Description of the task
Read the data and repeat all of it exactly.

====== Dataset records

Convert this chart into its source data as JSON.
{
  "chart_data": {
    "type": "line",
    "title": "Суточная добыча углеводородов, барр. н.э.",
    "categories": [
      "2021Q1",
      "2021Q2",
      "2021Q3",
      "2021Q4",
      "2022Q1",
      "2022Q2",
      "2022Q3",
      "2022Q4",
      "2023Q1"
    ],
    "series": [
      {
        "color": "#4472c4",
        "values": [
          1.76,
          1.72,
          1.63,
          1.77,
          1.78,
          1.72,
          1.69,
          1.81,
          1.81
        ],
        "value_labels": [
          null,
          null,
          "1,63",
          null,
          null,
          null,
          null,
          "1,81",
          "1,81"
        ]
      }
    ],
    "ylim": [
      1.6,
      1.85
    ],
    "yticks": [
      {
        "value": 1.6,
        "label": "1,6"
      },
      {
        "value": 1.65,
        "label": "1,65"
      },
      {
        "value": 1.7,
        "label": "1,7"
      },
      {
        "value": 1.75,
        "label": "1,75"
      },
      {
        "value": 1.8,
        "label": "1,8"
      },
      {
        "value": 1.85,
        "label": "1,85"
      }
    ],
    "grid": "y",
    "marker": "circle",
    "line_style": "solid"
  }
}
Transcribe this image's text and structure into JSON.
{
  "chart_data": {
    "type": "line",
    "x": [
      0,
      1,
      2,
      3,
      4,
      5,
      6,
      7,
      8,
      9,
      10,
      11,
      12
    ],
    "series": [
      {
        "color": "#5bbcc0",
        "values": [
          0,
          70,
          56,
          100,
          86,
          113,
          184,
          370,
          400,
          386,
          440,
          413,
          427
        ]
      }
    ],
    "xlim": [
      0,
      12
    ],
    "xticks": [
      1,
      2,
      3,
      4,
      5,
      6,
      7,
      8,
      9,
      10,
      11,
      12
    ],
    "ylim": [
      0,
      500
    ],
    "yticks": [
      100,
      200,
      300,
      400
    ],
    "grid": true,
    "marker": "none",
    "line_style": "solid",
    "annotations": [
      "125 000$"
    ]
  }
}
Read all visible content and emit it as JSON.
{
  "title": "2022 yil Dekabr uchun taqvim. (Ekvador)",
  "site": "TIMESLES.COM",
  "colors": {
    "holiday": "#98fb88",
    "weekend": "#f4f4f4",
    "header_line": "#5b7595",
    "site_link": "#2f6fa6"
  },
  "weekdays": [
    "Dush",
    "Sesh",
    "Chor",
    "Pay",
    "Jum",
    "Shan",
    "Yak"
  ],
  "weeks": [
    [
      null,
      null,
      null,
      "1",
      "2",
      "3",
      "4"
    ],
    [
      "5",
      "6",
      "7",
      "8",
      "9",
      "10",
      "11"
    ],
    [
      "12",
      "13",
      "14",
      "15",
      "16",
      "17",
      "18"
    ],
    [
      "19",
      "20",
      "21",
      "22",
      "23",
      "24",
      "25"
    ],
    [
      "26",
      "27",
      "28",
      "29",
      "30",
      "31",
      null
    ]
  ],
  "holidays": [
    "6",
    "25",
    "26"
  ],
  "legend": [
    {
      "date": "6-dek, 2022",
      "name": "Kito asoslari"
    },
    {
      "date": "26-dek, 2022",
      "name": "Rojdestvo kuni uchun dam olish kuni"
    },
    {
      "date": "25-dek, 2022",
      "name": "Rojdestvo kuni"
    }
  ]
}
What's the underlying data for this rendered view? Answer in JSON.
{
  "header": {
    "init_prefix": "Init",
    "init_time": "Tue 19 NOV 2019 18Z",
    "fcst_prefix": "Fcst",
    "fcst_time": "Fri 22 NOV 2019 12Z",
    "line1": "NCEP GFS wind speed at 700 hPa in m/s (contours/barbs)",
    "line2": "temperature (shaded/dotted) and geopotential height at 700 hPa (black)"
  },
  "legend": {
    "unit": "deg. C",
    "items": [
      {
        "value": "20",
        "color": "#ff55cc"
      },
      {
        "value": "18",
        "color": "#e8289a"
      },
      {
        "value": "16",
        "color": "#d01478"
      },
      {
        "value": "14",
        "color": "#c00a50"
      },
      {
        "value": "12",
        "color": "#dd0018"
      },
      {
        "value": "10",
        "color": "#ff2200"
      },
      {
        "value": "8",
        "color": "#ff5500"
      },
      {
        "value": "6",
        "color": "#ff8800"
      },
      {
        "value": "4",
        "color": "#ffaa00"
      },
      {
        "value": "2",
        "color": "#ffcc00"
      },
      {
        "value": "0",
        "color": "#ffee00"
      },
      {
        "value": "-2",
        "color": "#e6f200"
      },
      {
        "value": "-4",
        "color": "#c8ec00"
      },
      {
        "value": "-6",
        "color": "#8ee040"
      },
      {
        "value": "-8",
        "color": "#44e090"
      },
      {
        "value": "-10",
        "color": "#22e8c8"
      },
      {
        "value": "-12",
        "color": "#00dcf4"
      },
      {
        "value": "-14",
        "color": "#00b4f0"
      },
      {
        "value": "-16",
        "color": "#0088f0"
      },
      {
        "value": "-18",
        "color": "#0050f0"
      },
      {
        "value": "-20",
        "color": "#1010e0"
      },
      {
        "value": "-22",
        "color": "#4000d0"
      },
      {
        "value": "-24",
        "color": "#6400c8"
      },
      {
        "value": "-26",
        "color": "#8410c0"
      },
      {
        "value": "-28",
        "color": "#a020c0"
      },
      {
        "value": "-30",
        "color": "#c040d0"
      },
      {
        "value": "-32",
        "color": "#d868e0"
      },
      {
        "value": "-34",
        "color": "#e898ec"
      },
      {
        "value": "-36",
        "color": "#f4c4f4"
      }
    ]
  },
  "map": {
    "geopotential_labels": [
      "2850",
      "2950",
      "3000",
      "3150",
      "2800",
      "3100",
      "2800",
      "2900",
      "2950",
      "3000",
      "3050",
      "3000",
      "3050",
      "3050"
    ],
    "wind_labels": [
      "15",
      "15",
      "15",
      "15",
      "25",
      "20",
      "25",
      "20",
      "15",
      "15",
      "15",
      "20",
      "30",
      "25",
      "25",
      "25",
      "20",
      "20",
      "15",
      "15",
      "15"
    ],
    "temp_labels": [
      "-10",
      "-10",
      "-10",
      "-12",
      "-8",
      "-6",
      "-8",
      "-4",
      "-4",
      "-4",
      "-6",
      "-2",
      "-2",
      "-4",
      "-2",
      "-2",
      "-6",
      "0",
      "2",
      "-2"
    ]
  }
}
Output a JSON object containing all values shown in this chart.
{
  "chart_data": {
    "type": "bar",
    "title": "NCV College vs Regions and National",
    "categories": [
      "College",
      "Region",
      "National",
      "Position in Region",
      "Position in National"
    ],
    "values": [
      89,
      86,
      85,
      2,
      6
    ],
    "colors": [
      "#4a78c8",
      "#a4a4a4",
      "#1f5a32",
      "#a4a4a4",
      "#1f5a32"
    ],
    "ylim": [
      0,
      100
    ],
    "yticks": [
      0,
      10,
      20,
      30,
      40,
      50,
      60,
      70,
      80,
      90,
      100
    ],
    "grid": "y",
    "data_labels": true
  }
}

============

Exercise response
Convert this chart into its source data as JSON.
{
  "chart_data": {
    "type": "line",
    "title": "Суточная добыча углеводородов, барр. н.э.",
    "categories": [
      "2021Q1",
      "2021Q2",
      "2021Q3",
      "2021Q4",
      "2022Q1",
      "2022Q2",
      "2022Q3",
      "2022Q4",
      "2023Q1"
    ],
    "series": [
      {
        "color": "#4472c4",
        "values": [
          1.76,
          1.72,
          1.63,
          1.77,
          1.78,
          1.72,
          1.69,
          1.81,
          1.81
        ],
        "value_labels": [
          null,
          null,
          "1,63",
          null,
          null,
          null,
          null,
          "1,81",
          "1,81"
        ]
      }
    ],
    "ylim": [
      1.6,
      1.85
    ],
    "yticks": [
      {
        "value": 1.6,
        "label": "1,6"
      },
      {
        "value": 1.65,
        "label": "1,65"
      },
      {
        "value": 1.7,
        "label": "1,7"
      },
      {
        "value": 1.75,
        "label": "1,75"
      },
      {
        "value": 1.8,
        "label": "1,8"
      },
      {
        "value": 1.85,
        "label": "1,85"
      }
    ],
    "grid": "y",
    "marker": "circle",
    "line_style": "solid"
  }
}
Transcribe this image's text and structure into JSON.
{
  "chart_data": {
    "type": "line",
    "x": [
      0,
      1,
      2,
      3,
      4,
      5,
      6,
      7,
      8,
      9,
      10,
      11,
      12
    ],
    "series": [
      {
        "color": "#5bbcc0",
        "values": [
          0,
          70,
          56,
          100,
          86,
          113,
          184,
          370,
          400,
          386,
          440,
          413,
          427
        ]
      }
    ],
    "xlim": [
      0,
      12
    ],
    "xticks": [
      1,
      2,
      3,
      4,
      5,
      6,
      7,
      8,
      9,
      10,
      11,
      12
    ],
    "ylim": [
      0,
      500
    ],
    "yticks": [
      100,
      200,
      300,
      400
    ],
    "grid": true,
    "marker": "none",
    "line_style": "solid",
    "annotations": [
      "125 000$"
    ]
  }
}
Read all visible content and emit it as JSON.
{
  "title": "2022 yil Dekabr uchun taqvim. (Ekvador)",
  "site": "TIMESLES.COM",
  "colors": {
    "holiday": "#98fb88",
    "weekend": "#f4f4f4",
    "header_line": "#5b7595",
    "site_link": "#2f6fa6"
  },
  "weekdays": [
    "Dush",
    "Sesh",
    "Chor",
    "Pay",
    "Jum",
    "Shan",
    "Yak"
  ],
  "weeks": [
    [
      null,
      null,
      null,
      "1",
      "2",
      "3",
      "4"
    ],
    [
      "5",
      "6",
      "7",
      "8",
      "9",
      "10",
      "11"
    ],
    [
      "12",
      "13",
      "14",
      "15",
      "16",
      "17",
      "18"
    ],
    [
      "19",
      "20",
      "21",
      "22",
      "23",
      "24",
      "25"
    ],
    [
      "26",
      "27",
      "28",
      "29",
      "30",
      "31",
      null
    ]
  ],
  "holidays": [
    "6",
    "25",
    "26"
  ],
  "legend": [
    {
      "date": "6-dek, 2022",
      "name": "Kito asoslari"
    },
    {
      "date": "26-dek, 2022",
      "name": "Rojdestvo kuni uchun dam olish kuni"
    },
    {
      "date": "25-dek, 2022",
      "name": "Rojdestvo kuni"
    }
  ]
}
What's the underlying data for this rendered view? Answer in JSON.
{
  "header": {
    "init_prefix": "Init",
    "init_time": "Tue 19 NOV 2019 18Z",
    "fcst_prefix": "Fcst",
    "fcst_time": "Fri 22 NOV 2019 12Z",
    "line1": "NCEP GFS wind speed at 700 hPa in m/s (contours/barbs)",
    "line2": "temperature (shaded/dotted) and geopotential height at 700 hPa (black)"
  },
  "legend": {
    "unit": "deg. C",
    "items": [
      {
        "value": "20",
        "color": "#ff55cc"
      },
      {
        "value": "18",
        "color": "#e8289a"
      },
      {
        "value": "16",
        "color": "#d01478"
      },
      {
        "value": "14",
        "color": "#c00a50"
      },
      {
        "value": "12",
        "color": "#dd0018"
      },
      {
        "value": "10",
        "color": "#ff2200"
      },
      {
        "value": "8",
        "color": "#ff5500"
      },
      {
        "value": "6",
        "color": "#ff8800"
      },
      {
        "value": "4",
        "color": "#ffaa00"
      },
      {
        "value": "2",
        "color": "#ffcc00"
      },
      {
        "value": "0",
        "color": "#ffee00"
      },
      {
        "value": "-2",
        "color": "#e6f200"
      },
      {
        "value": "-4",
        "color": "#c8ec00"
      },
      {
        "value": "-6",
        "color": "#8ee040"
      },
      {
        "value": "-8",
        "color": "#44e090"
      },
      {
        "value": "-10",
        "color": "#22e8c8"
      },
      {
        "value": "-12",
        "color": "#00dcf4"
      },
      {
        "value": "-14",
        "color": "#00b4f0"
      },
      {
        "value": "-16",
        "color": "#0088f0"
      },
      {
        "value": "-18",
        "color": "#0050f0"
      },
      {
        "value": "-20",
        "color": "#1010e0"
      },
      {
        "value": "-22",
        "color": "#4000d0"
      },
      {
        "value": "-24",
        "color": "#6400c8"
      },
      {
        "value": "-26",
        "color": "#8410c0"
      },
      {
        "value": "-28",
        "color": "#a020c0"
      },
      {
        "value": "-30",
        "color": "#c040d0"
      },
      {
        "value": "-32",
        "color": "#d868e0"
      },
      {
        "value": "-34",
        "color": "#e898ec"
      },
      {
        "value": "-36",
        "color": "#f4c4f4"
      }
    ]
  },
  "map": {
    "geopotential_labels": [
      "2850",
      "2950",
      "3000",
      "3150",
      "2800",
      "3100",
      "2800",
      "2900",
      "2950",
      "3000",
      "3050",
      "3000",
      "3050",
      "3050"
    ],
    "wind_labels": [
      "15",
      "15",
      "15",
      "15",
      "25",
      "20",
      "25",
      "20",
      "15",
      "15",
      "15",
      "20",
      "30",
      "25",
      "25",
      "25",
      "20",
      "20",
      "15",
      "15",
      "15"
    ],
    "temp_labels": [
      "-10",
      "-10",
      "-10",
      "-12",
      "-8",
      "-6",
      "-8",
      "-4",
      "-4",
      "-4",
      "-6",
      "-2",
      "-2",
      "-4",
      "-2",
      "-2",
      "-6",
      "0",
      "2",
      "-2"
    ]
  }
}
Output a JSON object containing all values shown in this chart.
{
  "chart_data": {
    "type": "bar",
    "title": "NCV College vs Regions and National",
    "categories": [
      "College",
      "Region",
      "National",
      "Position in Region",
      "Position in National"
    ],
    "values": [
      89,
      86,
      85,
      2,
      6
    ],
    "colors": [
      "#4a78c8",
      "#a4a4a4",
      "#1f5a32",
      "#a4a4a4",
      "#1f5a32"
    ],
    "ylim": [
      0,
      100
    ],
    "yticks": [
      0,
      10,
      20,
      30,
      40,
      50,
      60,
      70,
      80,
      90,
      100
    ],
    "grid": "y",
    "data_labels": true
  }
}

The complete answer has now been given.